Part of a data file:
·····

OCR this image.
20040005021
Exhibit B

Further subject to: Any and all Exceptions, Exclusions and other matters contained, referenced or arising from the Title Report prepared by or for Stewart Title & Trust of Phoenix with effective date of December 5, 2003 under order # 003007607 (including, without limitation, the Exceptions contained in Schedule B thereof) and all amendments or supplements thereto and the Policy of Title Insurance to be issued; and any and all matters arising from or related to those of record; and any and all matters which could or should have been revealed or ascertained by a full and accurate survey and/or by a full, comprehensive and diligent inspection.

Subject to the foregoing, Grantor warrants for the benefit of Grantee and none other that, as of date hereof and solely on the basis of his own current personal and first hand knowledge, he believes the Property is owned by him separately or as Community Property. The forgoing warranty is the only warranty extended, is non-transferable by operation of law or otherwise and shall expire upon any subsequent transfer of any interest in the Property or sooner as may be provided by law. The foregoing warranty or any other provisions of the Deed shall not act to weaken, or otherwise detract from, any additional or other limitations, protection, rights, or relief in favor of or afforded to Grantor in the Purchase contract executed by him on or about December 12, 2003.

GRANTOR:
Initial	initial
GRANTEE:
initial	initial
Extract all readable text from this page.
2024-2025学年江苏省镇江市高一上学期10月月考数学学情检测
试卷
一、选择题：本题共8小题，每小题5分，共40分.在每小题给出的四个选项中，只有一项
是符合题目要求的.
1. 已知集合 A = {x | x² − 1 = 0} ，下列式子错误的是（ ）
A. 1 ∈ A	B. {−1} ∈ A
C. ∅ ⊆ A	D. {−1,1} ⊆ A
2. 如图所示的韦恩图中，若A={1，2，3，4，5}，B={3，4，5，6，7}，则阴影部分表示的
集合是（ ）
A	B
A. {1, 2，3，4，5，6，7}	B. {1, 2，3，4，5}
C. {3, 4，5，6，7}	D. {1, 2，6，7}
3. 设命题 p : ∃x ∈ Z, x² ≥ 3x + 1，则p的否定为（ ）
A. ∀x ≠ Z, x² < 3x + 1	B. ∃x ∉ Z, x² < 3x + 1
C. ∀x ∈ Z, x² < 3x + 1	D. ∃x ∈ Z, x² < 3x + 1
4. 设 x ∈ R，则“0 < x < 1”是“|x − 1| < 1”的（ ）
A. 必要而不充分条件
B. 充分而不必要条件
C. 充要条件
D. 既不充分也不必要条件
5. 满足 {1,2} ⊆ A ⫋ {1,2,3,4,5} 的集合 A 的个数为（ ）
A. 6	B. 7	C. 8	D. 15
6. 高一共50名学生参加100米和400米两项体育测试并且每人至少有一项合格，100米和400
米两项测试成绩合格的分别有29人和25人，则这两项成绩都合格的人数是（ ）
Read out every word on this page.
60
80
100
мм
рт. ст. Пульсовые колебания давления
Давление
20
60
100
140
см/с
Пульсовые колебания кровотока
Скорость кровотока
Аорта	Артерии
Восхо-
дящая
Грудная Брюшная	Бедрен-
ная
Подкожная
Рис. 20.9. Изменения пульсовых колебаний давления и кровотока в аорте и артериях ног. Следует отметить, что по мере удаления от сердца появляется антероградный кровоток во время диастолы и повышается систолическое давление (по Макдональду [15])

·····

> [Task details]
Without omitting anything, output the entries exactly.

> [Solution below]
OCR this image.
20040005021
Exhibit B

Further subject to: Any and all Exceptions, Exclusions and other matters contained, referenced or arising from the Title Report prepared by or for Stewart Title & Trust of Phoenix with effective date of December 5, 2003 under order # 003007607 (including, without limitation, the Exceptions contained in Schedule B thereof) and all amendments or supplements thereto and the Policy of Title Insurance to be issued; and any and all matters arising from or related to those of record; and any and all matters which could or should have been revealed or ascertained by a full and accurate survey and/or by a full, comprehensive and diligent inspection.

Subject to the foregoing, Grantor warrants for the benefit of Grantee and none other that, as of date hereof and solely on the basis of his own current personal and first hand knowledge, he believes the Property is owned by him separately or as Community Property. The forgoing warranty is the only warranty extended, is non-transferable by operation of law or otherwise and shall expire upon any subsequent transfer of any interest in the Property or sooner as may be provided by law. The foregoing warranty or any other provisions of the Deed shall not act to weaken, or otherwise detract from, any additional or other limitations, protection, rights, or relief in favor of or afforded to Grantor in the Purchase contract executed by him on or about December 12, 2003.

GRANTOR:
Initial	initial
GRANTEE:
initial	initial
Extract all readable text from this page.
2024-2025学年江苏省镇江市高一上学期10月月考数学学情检测
试卷
一、选择题：本题共8小题，每小题5分，共40分.在每小题给出的四个选项中，只有一项
是符合题目要求的.
1. 已知集合 A = {x | x² − 1 = 0} ，下列式子错误的是（ ）
A. 1 ∈ A	B. {−1} ∈ A
C. ∅ ⊆ A	D. {−1,1} ⊆ A
2. 如图所示的韦恩图中，若A={1，2，3，4，5}，B={3，4，5，6，7}，则阴影部分表示的
集合是（ ）
A	B
A. {1, 2，3，4，5，6，7}	B. {1, 2，3，4，5}
C. {3, 4，5，6，7}	D. {1, 2，6，7}
3. 设命题 p : ∃x ∈ Z, x² ≥ 3x + 1，则p的否定为（ ）
A. ∀x ≠ Z, x² < 3x + 1	B. ∃x ∉ Z, x² < 3x + 1
C. ∀x ∈ Z, x² < 3x + 1	D. ∃x ∈ Z, x² < 3x + 1
4. 设 x ∈ R，则“0 < x < 1”是“|x − 1| < 1”的（ ）
A. 必要而不充分条件
B. 充分而不必要条件
C. 充要条件
D. 既不充分也不必要条件
5. 满足 {1,2} ⊆ A ⫋ {1,2,3,4,5} 的集合 A 的个数为（ ）
A. 6	B. 7	C. 8	D. 15
6. 高一共50名学生参加100米和400米两项体育测试并且每人至少有一项合格，100米和400
米两项测试成绩合格的分别有29人和25人，则这两项成绩都合格的人数是（ ）
Read out every word on this page.
60
80
100
мм
рт. ст. Пульсовые колебания давления
Давление
20
60
100
140
см/с
Пульсовые колебания кровотока
Скорость кровотока
Аорта	Артерии
Восхо-
дящая
Грудная Брюшная	Бедрен-
ная
Подкожная
Рис. 20.9. Изменения пульсовых колебаний давления и кровотока в аорте и артериях ног. Следует отметить, что по мере удаления от сердца появляется антероградный кровоток во время диастолы и повышается систолическое давление (по Макдональду [15])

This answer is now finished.